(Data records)
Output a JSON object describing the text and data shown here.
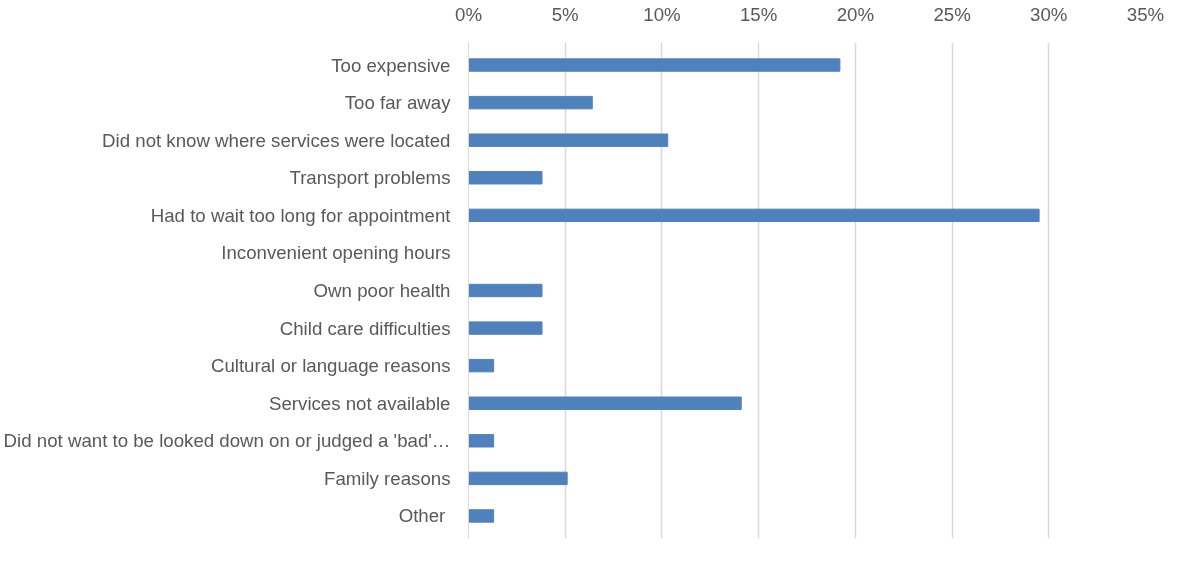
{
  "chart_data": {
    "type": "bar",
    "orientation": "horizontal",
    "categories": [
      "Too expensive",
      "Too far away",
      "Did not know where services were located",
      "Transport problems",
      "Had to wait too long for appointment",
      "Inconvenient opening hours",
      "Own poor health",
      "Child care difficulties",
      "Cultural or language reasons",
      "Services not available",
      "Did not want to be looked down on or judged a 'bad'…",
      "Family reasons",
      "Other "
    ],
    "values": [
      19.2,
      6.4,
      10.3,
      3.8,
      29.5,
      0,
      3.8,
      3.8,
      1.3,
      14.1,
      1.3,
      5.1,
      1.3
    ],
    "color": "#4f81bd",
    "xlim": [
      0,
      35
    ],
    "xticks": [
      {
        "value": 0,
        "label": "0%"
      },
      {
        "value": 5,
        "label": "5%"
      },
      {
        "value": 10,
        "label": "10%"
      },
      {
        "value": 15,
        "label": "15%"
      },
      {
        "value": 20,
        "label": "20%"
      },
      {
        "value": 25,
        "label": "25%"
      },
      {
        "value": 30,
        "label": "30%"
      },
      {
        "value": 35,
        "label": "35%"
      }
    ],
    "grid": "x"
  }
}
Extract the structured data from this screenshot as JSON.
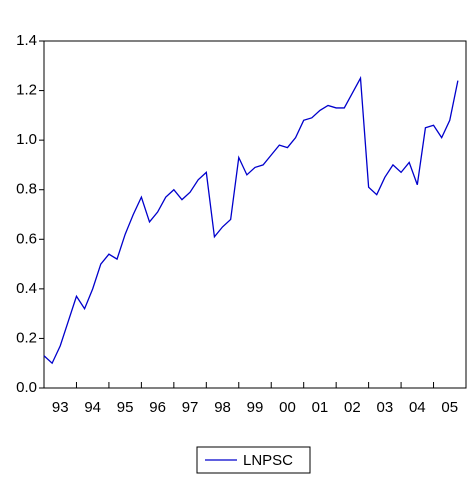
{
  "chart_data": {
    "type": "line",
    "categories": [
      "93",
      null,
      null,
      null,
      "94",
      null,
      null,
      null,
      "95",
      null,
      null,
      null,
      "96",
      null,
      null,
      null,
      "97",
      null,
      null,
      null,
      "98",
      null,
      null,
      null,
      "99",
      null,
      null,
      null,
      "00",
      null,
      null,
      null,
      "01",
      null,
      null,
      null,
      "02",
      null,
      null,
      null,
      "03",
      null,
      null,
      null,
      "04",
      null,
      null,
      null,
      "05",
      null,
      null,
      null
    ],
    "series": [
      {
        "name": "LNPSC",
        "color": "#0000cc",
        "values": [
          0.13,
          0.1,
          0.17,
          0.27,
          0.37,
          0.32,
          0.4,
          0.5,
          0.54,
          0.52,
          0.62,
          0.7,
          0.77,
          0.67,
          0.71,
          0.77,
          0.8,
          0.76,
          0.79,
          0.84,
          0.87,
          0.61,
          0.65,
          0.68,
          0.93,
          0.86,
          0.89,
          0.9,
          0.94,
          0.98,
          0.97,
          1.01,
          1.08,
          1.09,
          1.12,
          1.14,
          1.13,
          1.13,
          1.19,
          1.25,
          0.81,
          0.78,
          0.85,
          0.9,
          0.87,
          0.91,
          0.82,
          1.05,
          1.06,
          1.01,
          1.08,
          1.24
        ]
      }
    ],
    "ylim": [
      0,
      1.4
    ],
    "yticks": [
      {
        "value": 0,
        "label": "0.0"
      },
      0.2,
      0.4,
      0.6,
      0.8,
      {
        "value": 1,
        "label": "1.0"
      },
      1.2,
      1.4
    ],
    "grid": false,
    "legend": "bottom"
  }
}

◆ **Exercise**:
Copy every line of the data exactly as written, excluding the pictures.

◆ **Written solution**:
Output a JSON object describing the text and data shown here.
{
  "chart_data": {
    "type": "bar",
    "orientation": "horizontal",
    "categories": [
      "Too expensive",
      "Too far away",
      "Did not know where services were located",
      "Transport problems",
      "Had to wait too long for appointment",
      "Inconvenient opening hours",
      "Own poor health",
      "Child care difficulties",
      "Cultural or language reasons",
      "Services not available",
      "Did not want to be looked down on or judged a 'bad'…",
      "Family reasons",
      "Other "
    ],
    "values": [
      19.2,
      6.4,
      10.3,
      3.8,
      29.5,
      0,
      3.8,
      3.8,
      1.3,
      14.1,
      1.3,
      5.1,
      1.3
    ],
    "color": "#4f81bd",
    "xlim": [
      0,
      35
    ],
    "xticks": [
      {
        "value": 0,
        "label": "0%"
      },
      {
        "value": 5,
        "label": "5%"
      },
      {
        "value": 10,
        "label": "10%"
      },
      {
        "value": 15,
        "label": "15%"
      },
      {
        "value": 20,
        "label": "20%"
      },
      {
        "value": 25,
        "label": "25%"
      },
      {
        "value": 30,
        "label": "30%"
      },
      {
        "value": 35,
        "label": "35%"
      }
    ],
    "grid": "x"
  }
}
Extract the structured data from this screenshot as JSON.
{
  "chart_data": {
    "type": "line",
    "categories": [
      "93",
      null,
      null,
      null,
      "94",
      null,
      null,
      null,
      "95",
      null,
      null,
      null,
      "96",
      null,
      null,
      null,
      "97",
      null,
      null,
      null,
      "98",
      null,
      null,
      null,
      "99",
      null,
      null,
      null,
      "00",
      null,
      null,
      null,
      "01",
      null,
      null,
      null,
      "02",
      null,
      null,
      null,
      "03",
      null,
      null,
      null,
      "04",
      null,
      null,
      null,
      "05",
      null,
      null,
      null
    ],
    "series": [
      {
        "name": "LNPSC",
        "color": "#0000cc",
        "values": [
          0.13,
          0.1,
          0.17,
          0.27,
          0.37,
          0.32,
          0.4,
          0.5,
          0.54,
          0.52,
          0.62,
          0.7,
          0.77,
          0.67,
          0.71,
          0.77,
          0.8,
          0.76,
          0.79,
          0.84,
          0.87,
          0.61,
          0.65,
          0.68,
          0.93,
          0.86,
          0.89,
          0.9,
          0.94,
          0.98,
          0.97,
          1.01,
          1.08,
          1.09,
          1.12,
          1.14,
          1.13,
          1.13,
          1.19,
          1.25,
          0.81,
          0.78,
          0.85,
          0.9,
          0.87,
          0.91,
          0.82,
          1.05,
          1.06,
          1.01,
          1.08,
          1.24
        ]
      }
    ],
    "ylim": [
      0,
      1.4
    ],
    "yticks": [
      {
        "value": 0,
        "label": "0.0"
      },
      0.2,
      0.4,
      0.6,
      0.8,
      {
        "value": 1,
        "label": "1.0"
      },
      1.2,
      1.4
    ],
    "grid": false,
    "legend": "bottom"
  }
}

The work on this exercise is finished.